> [Goal]: Quote the whole listing exactly. Leave the pictures out of your copy.

(Dataset records)
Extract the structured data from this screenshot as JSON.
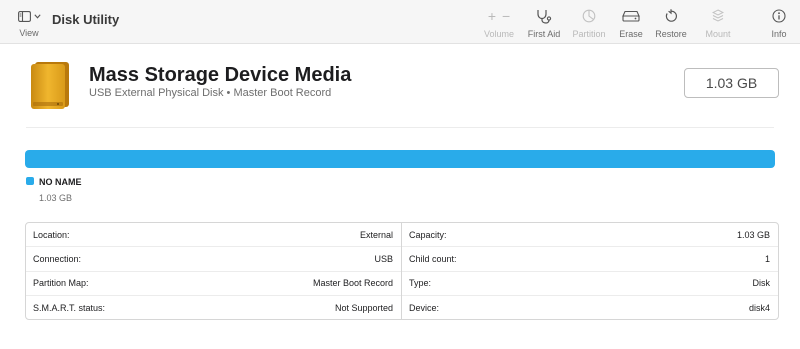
{
  "app": {
    "title": "Disk Utility"
  },
  "toolbar": {
    "view_label": "View",
    "volume_label": "Volume",
    "first_aid_label": "First Aid",
    "partition_label": "Partition",
    "erase_label": "Erase",
    "restore_label": "Restore",
    "mount_label": "Mount",
    "info_label": "Info",
    "disabled": [
      "Volume",
      "Partition",
      "Mount"
    ]
  },
  "device": {
    "name": "Mass Storage Device Media",
    "subtitle": "USB External Physical Disk • Master Boot Record",
    "size": "1.03 GB",
    "icon": "external-drive-icon"
  },
  "usage": {
    "color": "#29abea",
    "partitions": [
      {
        "name": "NO NAME",
        "size": "1.03 GB",
        "fraction": 1.0
      }
    ]
  },
  "info": {
    "left": [
      {
        "label": "Location:",
        "value": "External"
      },
      {
        "label": "Connection:",
        "value": "USB"
      },
      {
        "label": "Partition Map:",
        "value": "Master Boot Record"
      },
      {
        "label": "S.M.A.R.T. status:",
        "value": "Not Supported"
      }
    ],
    "right": [
      {
        "label": "Capacity:",
        "value": "1.03 GB"
      },
      {
        "label": "Child count:",
        "value": "1"
      },
      {
        "label": "Type:",
        "value": "Disk"
      },
      {
        "label": "Device:",
        "value": "disk4"
      }
    ]
  }
}
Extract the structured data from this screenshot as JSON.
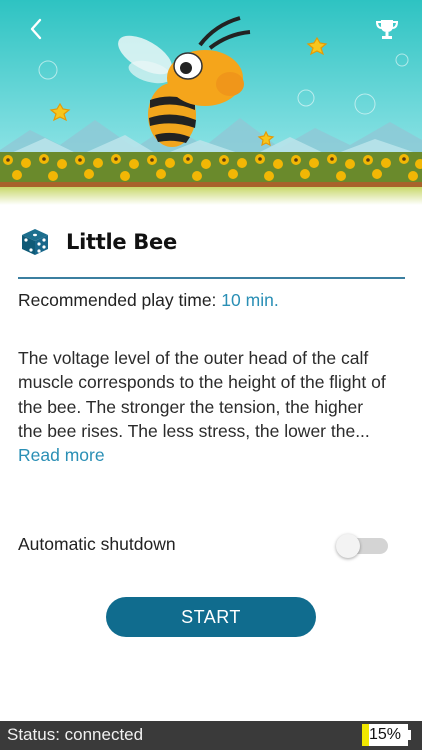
{
  "hero": {
    "back_icon": "chevron-left-icon",
    "trophy_icon": "trophy-icon",
    "scene": "bee-game-illustration"
  },
  "game": {
    "icon": "dice-icon",
    "title": "Little Bee",
    "playtime_label": "Recommended play time: ",
    "playtime_value": "10 min.",
    "description": "The voltage level of the outer head of the calf muscle corresponds to the height of the flight of the bee. The stronger the tension, the higher the bee rises. The less stress, the lower the...",
    "read_more": "Read more"
  },
  "settings": {
    "auto_shutdown_label": "Automatic shutdown",
    "auto_shutdown_on": false
  },
  "actions": {
    "start_label": "START"
  },
  "status": {
    "text": "Status: connected",
    "battery_label": "15%",
    "battery_level": 0.15,
    "battery_color": "#f1e700"
  },
  "colors": {
    "accent": "#106c8e",
    "link": "#2a8fb5",
    "divider": "#3b7fa0",
    "statusbar": "#3a3a3a"
  }
}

> [Answer to the problem]:
Extract the structured data from this screenshot as JSON.
{
  "app": {
    "title": "Disk Utility"
  },
  "toolbar": {
    "view_label": "View",
    "volume_label": "Volume",
    "first_aid_label": "First Aid",
    "partition_label": "Partition",
    "erase_label": "Erase",
    "restore_label": "Restore",
    "mount_label": "Mount",
    "info_label": "Info",
    "disabled": [
      "Volume",
      "Partition",
      "Mount"
    ]
  },
  "device": {
    "name": "Mass Storage Device Media",
    "subtitle": "USB External Physical Disk • Master Boot Record",
    "size": "1.03 GB",
    "icon": "external-drive-icon"
  },
  "usage": {
    "color": "#29abea",
    "partitions": [
      {
        "name": "NO NAME",
        "size": "1.03 GB",
        "fraction": 1.0
      }
    ]
  },
  "info": {
    "left": [
      {
        "label": "Location:",
        "value": "External"
      },
      {
        "label": "Connection:",
        "value": "USB"
      },
      {
        "label": "Partition Map:",
        "value": "Master Boot Record"
      },
      {
        "label": "S.M.A.R.T. status:",
        "value": "Not Supported"
      }
    ],
    "right": [
      {
        "label": "Capacity:",
        "value": "1.03 GB"
      },
      {
        "label": "Child count:",
        "value": "1"
      },
      {
        "label": "Type:",
        "value": "Disk"
      },
      {
        "label": "Device:",
        "value": "disk4"
      }
    ]
  }
}
Extract the structured data from this screenshot as JSON.
{
  "hero": {
    "back_icon": "chevron-left-icon",
    "trophy_icon": "trophy-icon",
    "scene": "bee-game-illustration"
  },
  "game": {
    "icon": "dice-icon",
    "title": "Little Bee",
    "playtime_label": "Recommended play time: ",
    "playtime_value": "10 min.",
    "description": "The voltage level of the outer head of the calf muscle corresponds to the height of the flight of the bee. The stronger the tension, the higher the bee rises. The less stress, the lower the...",
    "read_more": "Read more"
  },
  "settings": {
    "auto_shutdown_label": "Automatic shutdown",
    "auto_shutdown_on": false
  },
  "actions": {
    "start_label": "START"
  },
  "status": {
    "text": "Status: connected",
    "battery_label": "15%",
    "battery_level": 0.15,
    "battery_color": "#f1e700"
  },
  "colors": {
    "accent": "#106c8e",
    "link": "#2a8fb5",
    "divider": "#3b7fa0",
    "statusbar": "#3a3a3a"
  }
}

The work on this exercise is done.